THE TASKS:
a – Translate this sentence from the article below about the Limpopo solar water project into Spanish: "Matsila said the project is a demonstration to government and other traditional leaders that they need to find alternative solutions to the crippling water problems in the area."
b – From the article below on the Limpopo solar water project, write out everything from "Ha-Matsila, in the" down to "water supply project.", word for word.
c – Name every person that the article below on the Limpopo solar water project gives by full name.

Last updated on 23/04/2022
A collaboration between a traditional authority and an investment company has restored water to a community plagued by chronic shortages
AFTER waiting in vain for government to provide solutions to its water challenges a Limpopo community has turned to solar power to get the dry taps running again.
Ha-Matsila, in the Collins Chabane municipality of Limpopo is among hundreds of rural communities in Limpopo province plagued by persistent water shortages.
The village is located about 60km from the Nandoni dam where a woman was recently devoured by a crocodile while drawing water. Ha-Matsila is about 70km west of Giyani where residents of more than 50 villages are still not connected to a water supply despite government spending over R3 billion on a water supply project.
Lepelle Northern Water, the water authority servicing the area, has spent R3.3-billion in the past seven years on a water project and has told the Department of Water and Sanitation it would need an additional R1.1-billion to complete the project.
The project which is said to be at only 48% completion is the subject of separate investigations by the Special Investigations Unit (SIU), the Hawks and the Department of Water and Sanitation. Minister of water and sanitation Senzo Mchunu promised that action would be taken to ensure the billions spent are accounted for after a three-day visit to the troubled area late last year.
Ha-Matsila traditional leader Livhuwani Matsila said they approached asset management company Ninety One to fund a solar power plant that would drive 10 boreholes to supply water to more than 10 000 people. There are four villages with an estimated 4 000 people under the Matsila authority, however, the water project is set to benefit three other villages.
Matsila said the traditional authority, through the Matsila Community Development Trust previously drilled boreholes in the villages under its administration, powering them through generators and electric power from Eskom.
However, rising electricity and fuel costs together with constant power outages led to the collapse of the project which saw scores of residents, many of them unemployed, living with the daily challenge of not having a regular water supply.
Pensioner Khathutshelo Mabasa who has lived in the village of Ha-Matsila all her life, said they used to rise at the crack of dawn daily to search for water across the villages carrying empty containers on wheelbarrows.
“We used to walk all morning, going from one area to the next looking for water. That was our daily life but I am happy that has now changed,” she said at the launch of the project on Sunday.
Another resident Khensani Mitileni was not spared the desperate search for water despite having a tap installed right in front of her home.
“Sometimes the taps ran three times a week. Then at times we would go for a long time without any water. But since this solar project started we have every day,” said the subsistence farmer.
Matsila said the project is a demonstration to government and other traditional leaders that they need to find alternative solutions to the crippling water problems in the area.

PROVIDED RECORDS:
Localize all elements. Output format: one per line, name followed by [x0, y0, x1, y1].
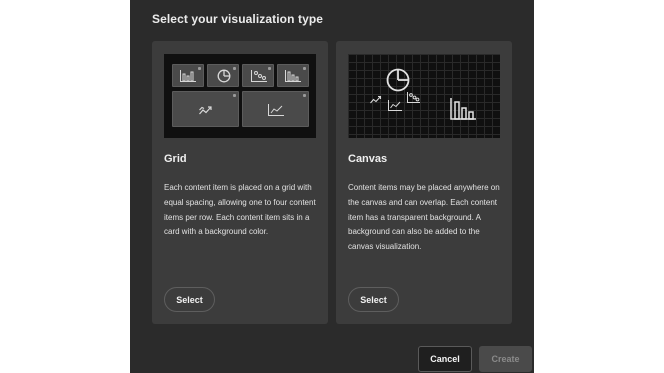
bar-chart-icon	[180, 70, 196, 82]
preview-tile	[277, 64, 309, 87]
grid-card-title: Grid	[164, 153, 187, 165]
tile-menu-dot	[303, 67, 306, 70]
preview-tile	[242, 91, 309, 127]
line-chart-icon	[268, 104, 284, 116]
scatter-chart-icon	[251, 70, 267, 82]
grid-select-button[interactable]: Select	[164, 287, 215, 312]
preview-tile	[172, 64, 204, 87]
canvas-option-card[interactable]: Canvas Content items may be placed anywh…	[336, 41, 512, 324]
preview-tile	[172, 91, 239, 127]
create-button[interactable]: Create	[479, 346, 532, 372]
tile-menu-dot	[233, 94, 236, 97]
visualization-type-dialog: Select your visualization type Grid Each…	[130, 0, 534, 373]
scatter-chart-icon	[407, 92, 420, 103]
cancel-button[interactable]: Cancel	[418, 346, 472, 372]
canvas-preview	[348, 54, 500, 138]
pie-chart-icon	[386, 68, 410, 92]
canvas-select-button[interactable]: Select	[348, 287, 399, 312]
canvas-card-description: Content items may be placed anywhere on …	[348, 183, 500, 252]
tile-menu-dot	[233, 67, 236, 70]
preview-tile	[242, 64, 274, 87]
preview-tile	[207, 64, 239, 87]
tile-menu-dot	[268, 67, 271, 70]
tile-menu-dot	[198, 67, 201, 70]
pie-chart-icon	[217, 69, 231, 83]
dialog-title: Select your visualization type	[152, 12, 324, 26]
line-chart-icon	[388, 100, 402, 111]
tile-menu-dot	[303, 94, 306, 97]
bar-chart-icon	[285, 70, 301, 82]
grid-card-description: Each content item is placed on a grid wi…	[164, 183, 316, 237]
grid-option-card[interactable]: Grid Each content item is placed on a gr…	[152, 41, 328, 324]
trend-chart-icon	[199, 106, 212, 115]
bar-chart-icon	[450, 98, 476, 120]
grid-preview	[164, 54, 316, 138]
trend-chart-icon	[370, 95, 382, 104]
canvas-card-title: Canvas	[348, 153, 388, 165]
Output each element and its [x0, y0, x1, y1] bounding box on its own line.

EXERCISE RESULTS:
a – Matsila dijo que el proyecto es una demostración para el gobierno y otros líderes tradicionales de que necesitan encontrar soluciones alternativas a los graves problemas de agua de la zona.

b –
Ha-Matsila, in the Collins Chabane municipality of Limpopo is among hundreds of rural communities in Limpopo province plagued by persistent water shortages.
The village is located about 60km from the Nandoni dam where a woman was recently devoured by a crocodile while drawing water. Ha-Matsila is about 70km west of Giyani where residents of more than 50 villages are still not connected to a water supply despite government spending over R3 billion on a water supply project.

c –
Senzo Mchunu
Livhuwani Matsila
Khathutshelo Mabasa
Khensani Mitileni